--- start of Material for this exercise ---

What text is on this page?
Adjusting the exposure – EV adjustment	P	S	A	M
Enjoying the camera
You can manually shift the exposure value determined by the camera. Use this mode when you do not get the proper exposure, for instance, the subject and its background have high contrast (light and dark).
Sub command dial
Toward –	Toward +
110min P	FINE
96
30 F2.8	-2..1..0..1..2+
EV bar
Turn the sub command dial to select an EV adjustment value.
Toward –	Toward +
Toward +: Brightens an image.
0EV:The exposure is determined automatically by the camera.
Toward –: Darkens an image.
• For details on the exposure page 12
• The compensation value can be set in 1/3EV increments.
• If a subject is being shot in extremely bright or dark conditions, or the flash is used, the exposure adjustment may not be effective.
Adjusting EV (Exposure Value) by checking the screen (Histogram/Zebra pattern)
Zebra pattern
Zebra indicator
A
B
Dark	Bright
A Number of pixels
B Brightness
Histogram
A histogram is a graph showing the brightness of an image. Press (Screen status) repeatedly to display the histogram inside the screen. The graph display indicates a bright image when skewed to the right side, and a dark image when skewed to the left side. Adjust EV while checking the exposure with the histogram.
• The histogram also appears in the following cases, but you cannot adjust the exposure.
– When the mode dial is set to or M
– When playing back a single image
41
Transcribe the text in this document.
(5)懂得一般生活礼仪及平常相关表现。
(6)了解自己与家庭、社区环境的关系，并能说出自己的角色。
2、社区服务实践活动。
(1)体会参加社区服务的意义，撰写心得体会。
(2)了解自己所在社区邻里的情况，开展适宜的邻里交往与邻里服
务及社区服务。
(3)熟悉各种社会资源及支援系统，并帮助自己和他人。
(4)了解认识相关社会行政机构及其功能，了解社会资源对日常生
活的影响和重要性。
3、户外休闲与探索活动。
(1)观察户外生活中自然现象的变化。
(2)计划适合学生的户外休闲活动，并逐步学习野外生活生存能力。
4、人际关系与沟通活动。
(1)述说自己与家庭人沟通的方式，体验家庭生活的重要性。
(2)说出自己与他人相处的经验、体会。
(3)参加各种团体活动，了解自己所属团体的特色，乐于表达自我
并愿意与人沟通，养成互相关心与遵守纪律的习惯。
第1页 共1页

--- end of Material for this exercise ---

Stated exercise:
Word for word, write out all of the data above.

Solution for this task:
What text is on this page?
Adjusting the exposure – EV adjustment	P	S	A	M
Enjoying the camera
You can manually shift the exposure value determined by the camera. Use this mode when you do not get the proper exposure, for instance, the subject and its background have high contrast (light and dark).
Sub command dial
Toward –	Toward +
110min P	FINE
96
30 F2.8	-2..1..0..1..2+
EV bar
Turn the sub command dial to select an EV adjustment value.
Toward –	Toward +
Toward +: Brightens an image.
0EV:The exposure is determined automatically by the camera.
Toward –: Darkens an image.
• For details on the exposure page 12
• The compensation value can be set in 1/3EV increments.
• If a subject is being shot in extremely bright or dark conditions, or the flash is used, the exposure adjustment may not be effective.
Adjusting EV (Exposure Value) by checking the screen (Histogram/Zebra pattern)
Zebra pattern
Zebra indicator
A
B
Dark	Bright
A Number of pixels
B Brightness
Histogram
A histogram is a graph showing the brightness of an image. Press (Screen status) repeatedly to display the histogram inside the screen. The graph display indicates a bright image when skewed to the right side, and a dark image when skewed to the left side. Adjust EV while checking the exposure with the histogram.
• The histogram also appears in the following cases, but you cannot adjust the exposure.
– When the mode dial is set to or M
– When playing back a single image
41
Transcribe the text in this document.
(5)懂得一般生活礼仪及平常相关表现。
(6)了解自己与家庭、社区环境的关系，并能说出自己的角色。
2、社区服务实践活动。
(1)体会参加社区服务的意义，撰写心得体会。
(2)了解自己所在社区邻里的情况，开展适宜的邻里交往与邻里服
务及社区服务。
(3)熟悉各种社会资源及支援系统，并帮助自己和他人。
(4)了解认识相关社会行政机构及其功能，了解社会资源对日常生
活的影响和重要性。
3、户外休闲与探索活动。
(1)观察户外生活中自然现象的变化。
(2)计划适合学生的户外休闲活动，并逐步学习野外生活生存能力。
4、人际关系与沟通活动。
(1)述说自己与家庭人沟通的方式，体验家庭生活的重要性。
(2)说出自己与他人相处的经验、体会。
(3)参加各种团体活动，了解自己所属团体的特色，乐于表达自我
并愿意与人沟通，养成互相关心与遵守纪律的习惯。
第1页 共1页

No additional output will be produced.